Exercise requirements:
Copy the material from the line with "Decompose this screenshot" to the line with "Text: S: S [126,142,136,155]", swapping "visual elements" for "components" and leaving everything else as it is. Leave out the pictures.

........

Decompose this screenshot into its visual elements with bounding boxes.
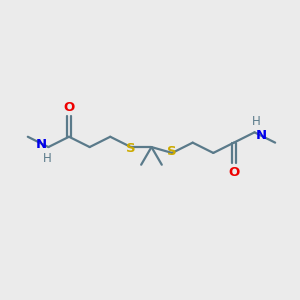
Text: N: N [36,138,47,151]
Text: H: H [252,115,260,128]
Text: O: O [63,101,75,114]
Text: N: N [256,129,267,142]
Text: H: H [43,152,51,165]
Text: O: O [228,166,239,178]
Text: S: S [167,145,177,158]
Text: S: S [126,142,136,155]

........

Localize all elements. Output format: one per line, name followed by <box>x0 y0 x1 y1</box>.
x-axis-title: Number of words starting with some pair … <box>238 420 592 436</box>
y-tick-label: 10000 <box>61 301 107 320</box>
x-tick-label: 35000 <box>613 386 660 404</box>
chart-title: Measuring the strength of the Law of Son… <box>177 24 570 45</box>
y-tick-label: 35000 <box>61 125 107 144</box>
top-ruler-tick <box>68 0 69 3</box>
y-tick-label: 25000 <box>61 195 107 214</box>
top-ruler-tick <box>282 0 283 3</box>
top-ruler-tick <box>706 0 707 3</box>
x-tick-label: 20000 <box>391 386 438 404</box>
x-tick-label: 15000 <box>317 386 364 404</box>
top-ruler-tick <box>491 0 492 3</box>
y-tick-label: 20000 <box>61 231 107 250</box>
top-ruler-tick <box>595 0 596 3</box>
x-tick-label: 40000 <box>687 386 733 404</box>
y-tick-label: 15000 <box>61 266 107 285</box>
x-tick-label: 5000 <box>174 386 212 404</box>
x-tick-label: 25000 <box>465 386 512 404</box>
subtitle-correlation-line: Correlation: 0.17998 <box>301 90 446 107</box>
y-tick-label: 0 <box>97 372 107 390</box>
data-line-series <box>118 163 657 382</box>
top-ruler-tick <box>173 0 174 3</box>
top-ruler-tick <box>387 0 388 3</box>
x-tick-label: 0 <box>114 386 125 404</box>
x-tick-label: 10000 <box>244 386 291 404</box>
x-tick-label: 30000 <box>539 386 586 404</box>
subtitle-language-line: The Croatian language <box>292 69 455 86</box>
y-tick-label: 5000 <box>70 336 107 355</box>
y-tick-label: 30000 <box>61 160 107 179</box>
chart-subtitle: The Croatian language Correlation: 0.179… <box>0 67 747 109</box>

........

Solution:
Decompose this screenshot into its components with bounding boxes.
Text: N: N [36,138,47,151]
Text: H: H [252,115,260,128]
Text: O: O [63,101,75,114]
Text: N: N [256,129,267,142]
Text: H: H [43,152,51,165]
Text: O: O [228,166,239,178]
Text: S: S [167,145,177,158]
Text: S: S [126,142,136,155]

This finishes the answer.